Dataset:
·····

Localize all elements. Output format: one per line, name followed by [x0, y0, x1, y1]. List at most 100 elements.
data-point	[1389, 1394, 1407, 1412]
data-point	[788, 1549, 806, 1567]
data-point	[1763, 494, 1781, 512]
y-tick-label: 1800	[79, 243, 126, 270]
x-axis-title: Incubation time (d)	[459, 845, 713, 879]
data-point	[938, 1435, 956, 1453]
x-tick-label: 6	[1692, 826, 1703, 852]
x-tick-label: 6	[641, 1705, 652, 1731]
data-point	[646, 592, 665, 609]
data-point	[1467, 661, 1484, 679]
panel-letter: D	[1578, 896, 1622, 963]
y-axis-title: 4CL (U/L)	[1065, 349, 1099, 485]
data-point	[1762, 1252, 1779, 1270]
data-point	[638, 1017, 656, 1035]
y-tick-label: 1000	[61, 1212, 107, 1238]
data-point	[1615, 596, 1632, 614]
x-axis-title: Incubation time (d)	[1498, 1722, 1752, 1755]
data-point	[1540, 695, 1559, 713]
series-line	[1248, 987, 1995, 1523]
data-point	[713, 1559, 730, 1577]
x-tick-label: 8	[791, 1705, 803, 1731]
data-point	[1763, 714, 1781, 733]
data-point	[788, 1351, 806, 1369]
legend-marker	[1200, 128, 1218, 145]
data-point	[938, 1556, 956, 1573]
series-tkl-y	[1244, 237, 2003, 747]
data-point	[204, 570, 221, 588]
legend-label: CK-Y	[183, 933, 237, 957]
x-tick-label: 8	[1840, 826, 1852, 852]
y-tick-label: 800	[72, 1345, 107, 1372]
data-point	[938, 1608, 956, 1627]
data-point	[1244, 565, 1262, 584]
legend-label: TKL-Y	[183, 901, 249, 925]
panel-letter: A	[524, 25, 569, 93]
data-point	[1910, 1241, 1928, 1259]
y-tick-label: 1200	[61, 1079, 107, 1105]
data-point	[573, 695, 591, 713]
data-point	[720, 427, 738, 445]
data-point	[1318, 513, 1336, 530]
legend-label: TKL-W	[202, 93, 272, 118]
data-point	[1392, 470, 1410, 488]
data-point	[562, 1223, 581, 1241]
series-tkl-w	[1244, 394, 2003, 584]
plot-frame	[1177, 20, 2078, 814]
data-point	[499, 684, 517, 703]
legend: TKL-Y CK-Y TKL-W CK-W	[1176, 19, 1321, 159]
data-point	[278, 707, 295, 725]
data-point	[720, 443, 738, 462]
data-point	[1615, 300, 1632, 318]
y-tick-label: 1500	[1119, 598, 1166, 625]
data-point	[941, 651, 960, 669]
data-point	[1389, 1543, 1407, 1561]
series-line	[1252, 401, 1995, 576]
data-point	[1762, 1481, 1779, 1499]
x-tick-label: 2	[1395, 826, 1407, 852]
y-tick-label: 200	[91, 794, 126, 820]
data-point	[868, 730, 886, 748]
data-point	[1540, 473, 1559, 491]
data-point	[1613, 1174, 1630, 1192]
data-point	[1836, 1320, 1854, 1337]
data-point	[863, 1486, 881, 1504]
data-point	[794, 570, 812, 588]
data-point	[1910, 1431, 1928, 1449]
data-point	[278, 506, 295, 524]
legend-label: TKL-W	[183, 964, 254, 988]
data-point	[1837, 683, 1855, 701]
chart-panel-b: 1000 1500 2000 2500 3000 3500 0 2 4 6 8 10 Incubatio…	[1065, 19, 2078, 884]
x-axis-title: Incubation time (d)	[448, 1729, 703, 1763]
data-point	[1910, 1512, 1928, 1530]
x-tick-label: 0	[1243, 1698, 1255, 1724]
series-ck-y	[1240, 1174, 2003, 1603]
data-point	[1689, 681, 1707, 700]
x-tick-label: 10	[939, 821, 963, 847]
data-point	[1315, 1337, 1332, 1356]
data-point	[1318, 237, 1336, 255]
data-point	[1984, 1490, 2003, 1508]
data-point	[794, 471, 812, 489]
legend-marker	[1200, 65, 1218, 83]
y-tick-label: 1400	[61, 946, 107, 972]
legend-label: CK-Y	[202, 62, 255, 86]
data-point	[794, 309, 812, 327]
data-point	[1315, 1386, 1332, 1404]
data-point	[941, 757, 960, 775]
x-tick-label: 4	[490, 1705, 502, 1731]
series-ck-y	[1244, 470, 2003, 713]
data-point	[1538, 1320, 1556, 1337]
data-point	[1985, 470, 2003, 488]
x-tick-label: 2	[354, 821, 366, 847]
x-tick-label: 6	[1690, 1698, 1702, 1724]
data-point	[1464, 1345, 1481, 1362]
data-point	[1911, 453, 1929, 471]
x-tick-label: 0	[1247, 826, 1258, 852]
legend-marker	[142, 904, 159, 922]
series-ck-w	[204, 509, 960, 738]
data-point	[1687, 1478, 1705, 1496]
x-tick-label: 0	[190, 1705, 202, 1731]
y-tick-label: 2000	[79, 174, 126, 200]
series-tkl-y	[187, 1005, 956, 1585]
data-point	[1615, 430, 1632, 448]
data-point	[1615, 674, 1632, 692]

·····

Aim of the task: Rewrite every line of the data above as a JSON list of strings, one string per line, leaving out any blank lines.

Complete answer:
[
  "Localize all elements. Output format: one per line, name followed by [x0, y0, x1, y1]. List at most 100 elements.",
  "data-point\t[1389, 1394, 1407, 1412]",
  "data-point\t[788, 1549, 806, 1567]",
  "data-point\t[1763, 494, 1781, 512]",
  "y-tick-label: 1800\t[79, 243, 126, 270]",
  "x-axis-title: Incubation time (d)\t[459, 845, 713, 879]",
  "data-point\t[938, 1435, 956, 1453]",
  "x-tick-label: 6\t[1692, 826, 1703, 852]",
  "x-tick-label: 6\t[641, 1705, 652, 1731]",
  "data-point\t[646, 592, 665, 609]",
  "data-point\t[1467, 661, 1484, 679]",
  "panel-letter: D\t[1578, 896, 1622, 963]",
  "y-axis-title: 4CL (U/L)\t[1065, 349, 1099, 485]",
  "data-point\t[1762, 1252, 1779, 1270]",
  "data-point\t[638, 1017, 656, 1035]",
  "y-tick-label: 1000\t[61, 1212, 107, 1238]",
  "data-point\t[1615, 596, 1632, 614]",
  "x-axis-title: Incubation time (d)\t[1498, 1722, 1752, 1755]",
  "data-point\t[1540, 695, 1559, 713]",
  "series-line\t[1248, 987, 1995, 1523]",
  "data-point\t[713, 1559, 730, 1577]",
  "x-tick-label: 8\t[791, 1705, 803, 1731]",
  "data-point\t[1763, 714, 1781, 733]",
  "data-point\t[788, 1351, 806, 1369]",
  "legend-marker\t[1200, 128, 1218, 145]",
  "data-point\t[938, 1556, 956, 1573]",
  "series-tkl-y\t[1244, 237, 2003, 747]",
  "data-point\t[204, 570, 221, 588]",
  "legend-label: CK-Y\t[183, 933, 237, 957]",
  "x-tick-label: 8\t[1840, 826, 1852, 852]",
  "y-tick-label: 800\t[72, 1345, 107, 1372]",
  "data-point\t[938, 1608, 956, 1627]",
  "data-point\t[1244, 565, 1262, 584]",
  "legend-label: TKL-Y\t[183, 901, 249, 925]",
  "panel-letter: A\t[524, 25, 569, 93]",
  "data-point\t[1910, 1241, 1928, 1259]",
  "y-tick-label: 1200\t[61, 1079, 107, 1105]",
  "data-point\t[573, 695, 591, 713]",
  "data-point\t[720, 427, 738, 445]",
  "data-point\t[1318, 513, 1336, 530]",
  "legend-label: TKL-W\t[202, 93, 272, 118]",
  "data-point\t[1392, 470, 1410, 488]",
  "data-point\t[562, 1223, 581, 1241]",
  "series-tkl-w\t[1244, 394, 2003, 584]",
  "plot-frame\t[1177, 20, 2078, 814]",
  "data-point\t[499, 684, 517, 703]",
  "legend: TKL-Y CK-Y TKL-W CK-W\t[1176, 19, 1321, 159]",
  "data-point\t[278, 707, 295, 725]",
  "data-point\t[720, 443, 738, 462]",
  "data-point\t[1615, 300, 1632, 318]",
  "y-tick-label: 1500\t[1119, 598, 1166, 625]",
  "data-point\t[941, 651, 960, 669]",
  "data-point\t[1389, 1543, 1407, 1561]",
  "series-line\t[1252, 401, 1995, 576]",
  "data-point\t[1762, 1481, 1779, 1499]",
  "x-tick-label: 2\t[1395, 826, 1407, 852]",
  "y-tick-label: 200\t[91, 794, 126, 820]",
  "data-point\t[868, 730, 886, 748]",
  "data-point\t[1540, 473, 1559, 491]",
  "data-point\t[1613, 1174, 1630, 1192]",
  "data-point\t[1836, 1320, 1854, 1337]",
  "data-point\t[863, 1486, 881, 1504]",
  "data-point\t[794, 570, 812, 588]",
  "data-point\t[1910, 1431, 1928, 1449]",
  "data-point\t[278, 506, 295, 524]",
  "legend-label: TKL-W\t[183, 964, 254, 988]",
  "data-point\t[1837, 683, 1855, 701]",
  "chart-panel-b: 1000 1500 2000 2500 3000 3500 0 2 4 6 8 10 Incubatio…\t[1065, 19, 2078, 884]",
  "x-axis-title: Incubation time (d)\t[448, 1729, 703, 1763]",
  "data-point\t[1910, 1512, 1928, 1530]",
  "x-tick-label: 0\t[1243, 1698, 1255, 1724]",
  "series-ck-y\t[1240, 1174, 2003, 1603]",
  "data-point\t[1689, 681, 1707, 700]",
  "x-tick-label: 10\t[939, 821, 963, 847]",
  "data-point\t[1315, 1337, 1332, 1356]",
  "data-point\t[1318, 237, 1336, 255]",
  "data-point\t[1984, 1490, 2003, 1508]",
  "data-point\t[794, 471, 812, 489]",
  "legend-marker\t[1200, 65, 1218, 83]",
  "y-tick-label: 1400\t[61, 946, 107, 972]",
  "legend-label: CK-Y\t[202, 62, 255, 86]",
  "data-point\t[794, 309, 812, 327]",
  "data-point\t[1315, 1386, 1332, 1404]",
  "data-point\t[941, 757, 960, 775]",
  "x-tick-label: 4\t[490, 1705, 502, 1731]",
  "series-ck-y\t[1244, 470, 2003, 713]",
  "data-point\t[1538, 1320, 1556, 1337]",
  "data-point\t[1985, 470, 2003, 488]",
  "x-tick-label: 2\t[354, 821, 366, 847]",
  "x-tick-label: 6\t[1690, 1698, 1702, 1724]",
  "data-point\t[1464, 1345, 1481, 1362]",
  "data-point\t[1911, 453, 1929, 471]",
  "x-tick-label: 0\t[1247, 826, 1258, 852]",
  "legend-marker\t[142, 904, 159, 922]",
  "series-ck-w\t[204, 509, 960, 738]",
  "data-point\t[1687, 1478, 1705, 1496]",
  "x-tick-label: 0\t[190, 1705, 202, 1731]",
  "y-tick-label: 2000\t[79, 174, 126, 200]",
  "series-tkl-y\t[187, 1005, 956, 1585]",
  "data-point\t[1615, 430, 1632, 448]",
  "data-point\t[1615, 674, 1632, 692]"
]